Scan the lines below for the string "least" and copy every one that has it.

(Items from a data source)
────────────────

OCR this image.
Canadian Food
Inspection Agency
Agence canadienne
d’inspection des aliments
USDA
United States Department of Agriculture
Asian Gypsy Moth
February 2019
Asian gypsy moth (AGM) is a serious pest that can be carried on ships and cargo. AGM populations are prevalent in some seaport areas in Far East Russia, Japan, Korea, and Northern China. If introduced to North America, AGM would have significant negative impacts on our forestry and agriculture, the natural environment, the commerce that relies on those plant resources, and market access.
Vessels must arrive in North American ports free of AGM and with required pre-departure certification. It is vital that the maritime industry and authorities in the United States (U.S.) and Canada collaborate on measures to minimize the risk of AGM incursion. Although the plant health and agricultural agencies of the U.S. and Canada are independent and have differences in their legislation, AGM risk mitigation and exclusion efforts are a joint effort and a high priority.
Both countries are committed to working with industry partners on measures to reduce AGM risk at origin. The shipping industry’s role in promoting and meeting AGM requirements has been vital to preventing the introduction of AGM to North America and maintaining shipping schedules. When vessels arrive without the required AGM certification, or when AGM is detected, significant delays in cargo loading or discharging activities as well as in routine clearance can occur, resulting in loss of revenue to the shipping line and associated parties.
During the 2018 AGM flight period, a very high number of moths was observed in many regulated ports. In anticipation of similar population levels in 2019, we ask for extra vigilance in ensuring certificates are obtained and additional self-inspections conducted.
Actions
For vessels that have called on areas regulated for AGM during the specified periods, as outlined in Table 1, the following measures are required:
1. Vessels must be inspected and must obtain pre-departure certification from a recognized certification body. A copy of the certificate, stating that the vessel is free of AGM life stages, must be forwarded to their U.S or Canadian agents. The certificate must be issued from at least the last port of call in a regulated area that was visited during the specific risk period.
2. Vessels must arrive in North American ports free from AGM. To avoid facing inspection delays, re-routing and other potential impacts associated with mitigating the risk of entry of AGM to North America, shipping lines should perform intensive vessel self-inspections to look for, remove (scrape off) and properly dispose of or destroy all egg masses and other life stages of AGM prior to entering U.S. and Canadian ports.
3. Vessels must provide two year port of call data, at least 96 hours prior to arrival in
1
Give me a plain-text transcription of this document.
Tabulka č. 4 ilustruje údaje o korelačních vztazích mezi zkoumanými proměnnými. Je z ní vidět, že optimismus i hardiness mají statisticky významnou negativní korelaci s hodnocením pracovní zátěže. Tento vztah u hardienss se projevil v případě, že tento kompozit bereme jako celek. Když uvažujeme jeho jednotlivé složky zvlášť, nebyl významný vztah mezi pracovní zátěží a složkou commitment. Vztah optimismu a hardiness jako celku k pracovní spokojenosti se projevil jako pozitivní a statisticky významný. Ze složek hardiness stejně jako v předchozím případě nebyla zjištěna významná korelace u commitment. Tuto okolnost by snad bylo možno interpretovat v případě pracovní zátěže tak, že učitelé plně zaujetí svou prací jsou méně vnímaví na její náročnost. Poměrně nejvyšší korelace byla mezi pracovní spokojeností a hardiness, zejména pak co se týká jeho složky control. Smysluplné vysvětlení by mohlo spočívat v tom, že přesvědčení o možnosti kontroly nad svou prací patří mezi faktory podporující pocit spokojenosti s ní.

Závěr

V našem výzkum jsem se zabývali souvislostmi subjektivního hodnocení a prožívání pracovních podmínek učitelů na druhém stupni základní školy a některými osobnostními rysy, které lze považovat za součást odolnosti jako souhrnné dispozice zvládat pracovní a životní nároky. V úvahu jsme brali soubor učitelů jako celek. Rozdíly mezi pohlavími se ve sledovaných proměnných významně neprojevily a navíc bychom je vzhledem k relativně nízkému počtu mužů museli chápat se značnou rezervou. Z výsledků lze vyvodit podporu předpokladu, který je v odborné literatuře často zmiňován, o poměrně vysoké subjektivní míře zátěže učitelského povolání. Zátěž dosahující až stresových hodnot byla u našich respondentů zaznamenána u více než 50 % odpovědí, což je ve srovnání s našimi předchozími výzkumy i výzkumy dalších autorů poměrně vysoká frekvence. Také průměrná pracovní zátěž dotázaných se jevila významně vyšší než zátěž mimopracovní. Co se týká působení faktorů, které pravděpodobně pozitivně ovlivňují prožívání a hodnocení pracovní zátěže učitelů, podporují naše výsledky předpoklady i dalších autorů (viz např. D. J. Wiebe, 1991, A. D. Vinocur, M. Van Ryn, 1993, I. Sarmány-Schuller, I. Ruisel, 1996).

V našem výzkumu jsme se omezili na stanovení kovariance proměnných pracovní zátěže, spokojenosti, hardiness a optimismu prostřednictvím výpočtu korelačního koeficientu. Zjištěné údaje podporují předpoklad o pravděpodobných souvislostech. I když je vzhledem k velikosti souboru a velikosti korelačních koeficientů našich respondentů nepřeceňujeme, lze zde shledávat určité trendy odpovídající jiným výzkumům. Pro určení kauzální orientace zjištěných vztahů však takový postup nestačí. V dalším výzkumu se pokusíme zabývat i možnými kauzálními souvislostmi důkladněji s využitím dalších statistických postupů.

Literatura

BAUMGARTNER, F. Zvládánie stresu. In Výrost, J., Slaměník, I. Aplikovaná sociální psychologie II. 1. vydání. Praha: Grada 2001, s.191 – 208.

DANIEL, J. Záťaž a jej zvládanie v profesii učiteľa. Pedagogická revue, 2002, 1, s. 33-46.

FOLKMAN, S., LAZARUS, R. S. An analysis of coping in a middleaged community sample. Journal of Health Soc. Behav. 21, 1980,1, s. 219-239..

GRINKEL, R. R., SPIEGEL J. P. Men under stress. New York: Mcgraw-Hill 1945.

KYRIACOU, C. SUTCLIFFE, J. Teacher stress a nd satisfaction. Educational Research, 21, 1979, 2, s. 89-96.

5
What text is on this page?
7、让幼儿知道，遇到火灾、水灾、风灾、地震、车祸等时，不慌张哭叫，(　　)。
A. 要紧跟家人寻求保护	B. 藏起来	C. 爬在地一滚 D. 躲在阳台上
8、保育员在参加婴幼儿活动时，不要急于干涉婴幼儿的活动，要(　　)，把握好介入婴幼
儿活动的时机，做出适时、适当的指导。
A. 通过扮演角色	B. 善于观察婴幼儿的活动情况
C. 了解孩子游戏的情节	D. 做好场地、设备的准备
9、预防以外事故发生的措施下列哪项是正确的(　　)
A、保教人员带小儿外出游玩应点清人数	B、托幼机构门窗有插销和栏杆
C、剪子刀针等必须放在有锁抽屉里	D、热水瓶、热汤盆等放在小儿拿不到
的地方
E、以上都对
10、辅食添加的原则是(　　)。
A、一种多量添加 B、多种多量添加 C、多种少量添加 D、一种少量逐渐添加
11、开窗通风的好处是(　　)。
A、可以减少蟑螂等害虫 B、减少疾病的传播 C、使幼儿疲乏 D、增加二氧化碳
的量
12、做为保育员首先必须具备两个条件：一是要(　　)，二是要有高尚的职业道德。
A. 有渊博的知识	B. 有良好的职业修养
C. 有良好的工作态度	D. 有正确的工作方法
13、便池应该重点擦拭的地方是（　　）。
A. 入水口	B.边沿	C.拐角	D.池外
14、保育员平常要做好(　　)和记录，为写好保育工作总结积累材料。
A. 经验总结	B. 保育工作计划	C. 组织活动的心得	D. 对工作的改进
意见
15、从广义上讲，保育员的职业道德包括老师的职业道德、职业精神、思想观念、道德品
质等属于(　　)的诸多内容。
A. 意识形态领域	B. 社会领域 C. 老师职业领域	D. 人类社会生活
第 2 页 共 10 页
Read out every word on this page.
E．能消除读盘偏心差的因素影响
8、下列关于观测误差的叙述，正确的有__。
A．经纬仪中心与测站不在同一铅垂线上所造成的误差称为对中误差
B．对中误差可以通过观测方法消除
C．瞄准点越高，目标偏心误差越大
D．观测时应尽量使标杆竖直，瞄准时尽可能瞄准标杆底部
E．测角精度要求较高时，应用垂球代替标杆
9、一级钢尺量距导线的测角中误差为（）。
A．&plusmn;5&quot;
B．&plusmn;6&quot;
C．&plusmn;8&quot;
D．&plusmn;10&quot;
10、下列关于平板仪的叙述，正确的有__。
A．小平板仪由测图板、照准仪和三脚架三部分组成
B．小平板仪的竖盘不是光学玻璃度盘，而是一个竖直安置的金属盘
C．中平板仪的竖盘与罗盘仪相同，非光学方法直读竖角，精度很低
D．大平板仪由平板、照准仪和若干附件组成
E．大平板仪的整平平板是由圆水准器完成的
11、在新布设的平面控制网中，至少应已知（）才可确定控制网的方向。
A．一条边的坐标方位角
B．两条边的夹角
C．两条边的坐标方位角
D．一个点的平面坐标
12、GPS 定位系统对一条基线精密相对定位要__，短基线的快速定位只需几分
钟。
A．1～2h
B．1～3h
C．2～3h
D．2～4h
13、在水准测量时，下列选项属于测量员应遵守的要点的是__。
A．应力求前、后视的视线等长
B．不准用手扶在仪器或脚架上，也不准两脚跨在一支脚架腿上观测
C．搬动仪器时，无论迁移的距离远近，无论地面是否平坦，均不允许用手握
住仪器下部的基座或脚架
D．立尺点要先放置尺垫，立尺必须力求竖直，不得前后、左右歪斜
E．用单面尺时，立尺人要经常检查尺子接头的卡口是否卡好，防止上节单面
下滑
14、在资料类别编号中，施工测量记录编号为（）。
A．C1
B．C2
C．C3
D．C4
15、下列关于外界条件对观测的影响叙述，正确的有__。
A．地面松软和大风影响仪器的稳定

────────────────

Solved exercise:
1. Vessels must be inspected and must obtain pre-departure certification from a recognized certification body. A copy of the certificate, stating that the vessel is free of AGM life stages, must be forwarded to their U.S or Canadian agents. The certificate must be issued from at least the last port of call in a regulated area that was visited during the specific risk period.
3. Vessels must provide two year port of call data, at least 96 hours prior to arrival in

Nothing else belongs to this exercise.